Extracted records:

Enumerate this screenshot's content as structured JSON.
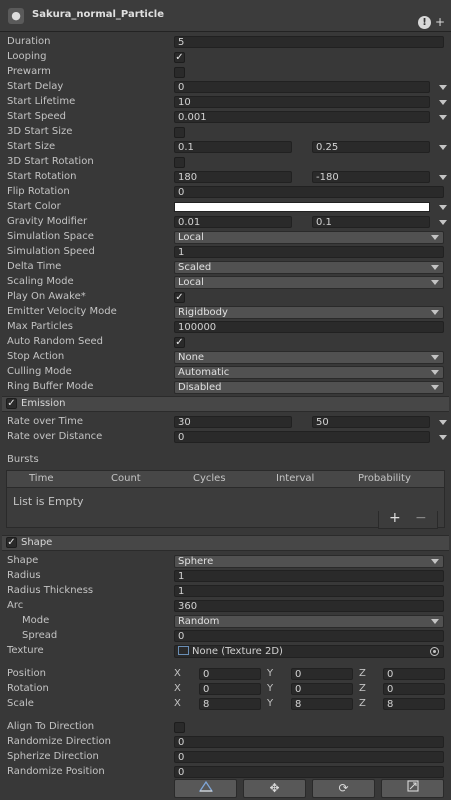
{
  "header": {
    "title": "Sakura_normal_Particle",
    "help_icon": "help-icon",
    "add_icon": "plus-icon",
    "object_icon": "particle-object-icon"
  },
  "main": {
    "duration": {
      "label": "Duration",
      "value": "5"
    },
    "looping": {
      "label": "Looping",
      "checked": true
    },
    "prewarm": {
      "label": "Prewarm",
      "checked": false
    },
    "start_delay": {
      "label": "Start Delay",
      "value": "0"
    },
    "start_lifetime": {
      "label": "Start Lifetime",
      "value": "10"
    },
    "start_speed": {
      "label": "Start Speed",
      "value": "0.001"
    },
    "start_size_3d": {
      "label": "3D Start Size",
      "checked": false
    },
    "start_size": {
      "label": "Start Size",
      "min": "0.1",
      "max": "0.25"
    },
    "start_rotation_3d": {
      "label": "3D Start Rotation",
      "checked": false
    },
    "start_rotation": {
      "label": "Start Rotation",
      "min": "180",
      "max": "-180"
    },
    "flip_rotation": {
      "label": "Flip Rotation",
      "value": "0"
    },
    "start_color": {
      "label": "Start Color",
      "color": "#ffffff"
    },
    "gravity_modifier": {
      "label": "Gravity Modifier",
      "min": "0.01",
      "max": "0.1"
    },
    "simulation_space": {
      "label": "Simulation Space",
      "value": "Local"
    },
    "simulation_speed": {
      "label": "Simulation Speed",
      "value": "1"
    },
    "delta_time": {
      "label": "Delta Time",
      "value": "Scaled"
    },
    "scaling_mode": {
      "label": "Scaling Mode",
      "value": "Local"
    },
    "play_on_awake": {
      "label": "Play On Awake*",
      "checked": true
    },
    "emitter_velocity_mode": {
      "label": "Emitter Velocity Mode",
      "value": "Rigidbody"
    },
    "max_particles": {
      "label": "Max Particles",
      "value": "100000"
    },
    "auto_random_seed": {
      "label": "Auto Random Seed",
      "checked": true
    },
    "stop_action": {
      "label": "Stop Action",
      "value": "None"
    },
    "culling_mode": {
      "label": "Culling Mode",
      "value": "Automatic"
    },
    "ring_buffer_mode": {
      "label": "Ring Buffer Mode",
      "value": "Disabled"
    }
  },
  "emission": {
    "title": "Emission",
    "enabled": true,
    "rate_over_time": {
      "label": "Rate over Time",
      "min": "30",
      "max": "50"
    },
    "rate_over_distance": {
      "label": "Rate over Distance",
      "value": "0"
    },
    "bursts": {
      "label": "Bursts",
      "columns": [
        "Time",
        "Count",
        "Cycles",
        "Interval",
        "Probability"
      ],
      "empty_text": "List is Empty",
      "add": "+",
      "remove": "−"
    }
  },
  "shape": {
    "title": "Shape",
    "enabled": true,
    "shape": {
      "label": "Shape",
      "value": "Sphere"
    },
    "radius": {
      "label": "Radius",
      "value": "1"
    },
    "radius_thickness": {
      "label": "Radius Thickness",
      "value": "1"
    },
    "arc": {
      "label": "Arc",
      "value": "360"
    },
    "mode": {
      "label": "Mode",
      "value": "Random"
    },
    "spread": {
      "label": "Spread",
      "value": "0"
    },
    "texture": {
      "label": "Texture",
      "value": "None (Texture 2D)"
    },
    "position": {
      "label": "Position",
      "x": "0",
      "y": "0",
      "z": "0"
    },
    "rotation": {
      "label": "Rotation",
      "x": "0",
      "y": "0",
      "z": "0"
    },
    "scale": {
      "label": "Scale",
      "x": "8",
      "y": "8",
      "z": "8"
    },
    "axis_labels": {
      "x": "X",
      "y": "Y",
      "z": "Z"
    },
    "align_to_direction": {
      "label": "Align To Direction",
      "checked": false
    },
    "randomize_direction": {
      "label": "Randomize Direction",
      "value": "0"
    },
    "spherize_direction": {
      "label": "Spherize Direction",
      "value": "0"
    },
    "randomize_position": {
      "label": "Randomize Position",
      "value": "0"
    }
  },
  "toolbar": {
    "icons": [
      "edit-shape-icon",
      "move-icon",
      "rotate-icon",
      "scale-icon"
    ]
  }
}
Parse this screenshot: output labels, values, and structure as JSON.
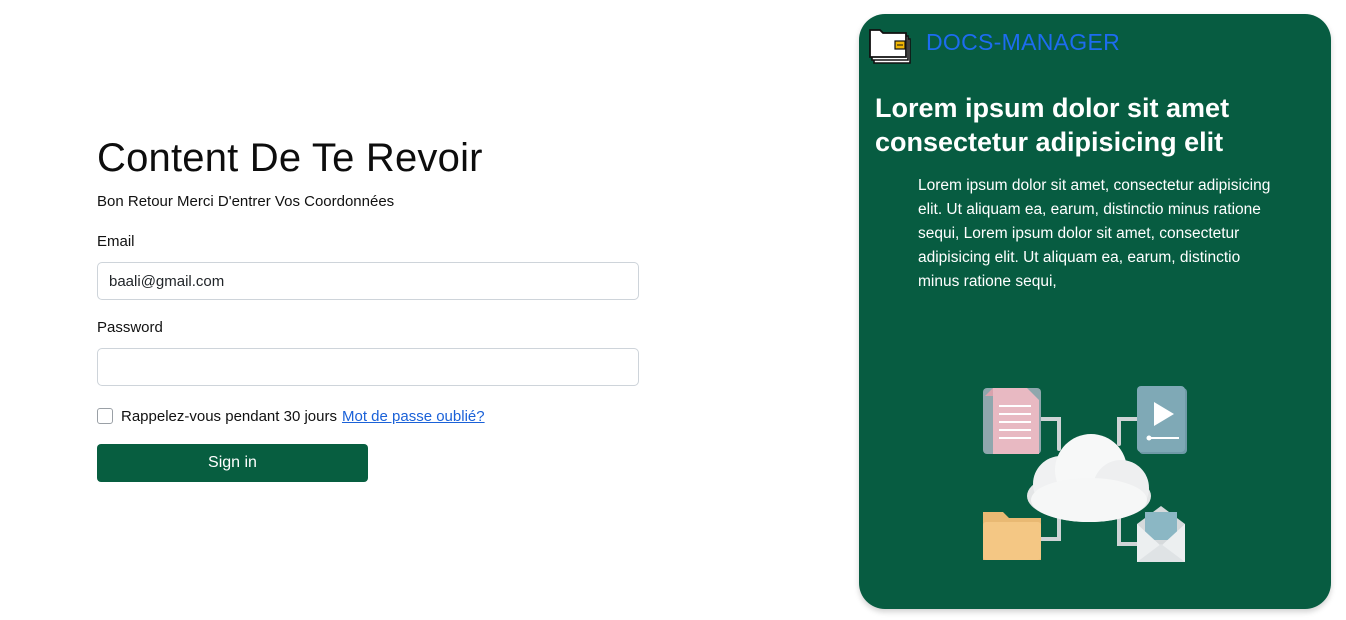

YOUR TASK:
Quote every record above exactly, leaving out the pictures.

TASK RESULT:
Enumerate this screenshot's content as structured JSON.
{
  "header": {
    "title": "Sakura_normal_Particle",
    "help_icon": "help-icon",
    "add_icon": "plus-icon",
    "object_icon": "particle-object-icon"
  },
  "main": {
    "duration": {
      "label": "Duration",
      "value": "5"
    },
    "looping": {
      "label": "Looping",
      "checked": true
    },
    "prewarm": {
      "label": "Prewarm",
      "checked": false
    },
    "start_delay": {
      "label": "Start Delay",
      "value": "0"
    },
    "start_lifetime": {
      "label": "Start Lifetime",
      "value": "10"
    },
    "start_speed": {
      "label": "Start Speed",
      "value": "0.001"
    },
    "start_size_3d": {
      "label": "3D Start Size",
      "checked": false
    },
    "start_size": {
      "label": "Start Size",
      "min": "0.1",
      "max": "0.25"
    },
    "start_rotation_3d": {
      "label": "3D Start Rotation",
      "checked": false
    },
    "start_rotation": {
      "label": "Start Rotation",
      "min": "180",
      "max": "-180"
    },
    "flip_rotation": {
      "label": "Flip Rotation",
      "value": "0"
    },
    "start_color": {
      "label": "Start Color",
      "color": "#ffffff"
    },
    "gravity_modifier": {
      "label": "Gravity Modifier",
      "min": "0.01",
      "max": "0.1"
    },
    "simulation_space": {
      "label": "Simulation Space",
      "value": "Local"
    },
    "simulation_speed": {
      "label": "Simulation Speed",
      "value": "1"
    },
    "delta_time": {
      "label": "Delta Time",
      "value": "Scaled"
    },
    "scaling_mode": {
      "label": "Scaling Mode",
      "value": "Local"
    },
    "play_on_awake": {
      "label": "Play On Awake*",
      "checked": true
    },
    "emitter_velocity_mode": {
      "label": "Emitter Velocity Mode",
      "value": "Rigidbody"
    },
    "max_particles": {
      "label": "Max Particles",
      "value": "100000"
    },
    "auto_random_seed": {
      "label": "Auto Random Seed",
      "checked": true
    },
    "stop_action": {
      "label": "Stop Action",
      "value": "None"
    },
    "culling_mode": {
      "label": "Culling Mode",
      "value": "Automatic"
    },
    "ring_buffer_mode": {
      "label": "Ring Buffer Mode",
      "value": "Disabled"
    }
  },
  "emission": {
    "title": "Emission",
    "enabled": true,
    "rate_over_time": {
      "label": "Rate over Time",
      "min": "30",
      "max": "50"
    },
    "rate_over_distance": {
      "label": "Rate over Distance",
      "value": "0"
    },
    "bursts": {
      "label": "Bursts",
      "columns": [
        "Time",
        "Count",
        "Cycles",
        "Interval",
        "Probability"
      ],
      "empty_text": "List is Empty",
      "add": "+",
      "remove": "−"
    }
  },
  "shape": {
    "title": "Shape",
    "enabled": true,
    "shape": {
      "label": "Shape",
      "value": "Sphere"
    },
    "radius": {
      "label": "Radius",
      "value": "1"
    },
    "radius_thickness": {
      "label": "Radius Thickness",
      "value": "1"
    },
    "arc": {
      "label": "Arc",
      "value": "360"
    },
    "mode": {
      "label": "Mode",
      "value": "Random"
    },
    "spread": {
      "label": "Spread",
      "value": "0"
    },
    "texture": {
      "label": "Texture",
      "value": "None (Texture 2D)"
    },
    "position": {
      "label": "Position",
      "x": "0",
      "y": "0",
      "z": "0"
    },
    "rotation": {
      "label": "Rotation",
      "x": "0",
      "y": "0",
      "z": "0"
    },
    "scale": {
      "label": "Scale",
      "x": "8",
      "y": "8",
      "z": "8"
    },
    "axis_labels": {
      "x": "X",
      "y": "Y",
      "z": "Z"
    },
    "align_to_direction": {
      "label": "Align To Direction",
      "checked": false
    },
    "randomize_direction": {
      "label": "Randomize Direction",
      "value": "0"
    },
    "spherize_direction": {
      "label": "Spherize Direction",
      "value": "0"
    },
    "randomize_position": {
      "label": "Randomize Position",
      "value": "0"
    }
  },
  "toolbar": {
    "icons": [
      "edit-shape-icon",
      "move-icon",
      "rotate-icon",
      "scale-icon"
    ]
  }
}
Parse this screenshot: output labels, values, and structure as JSON.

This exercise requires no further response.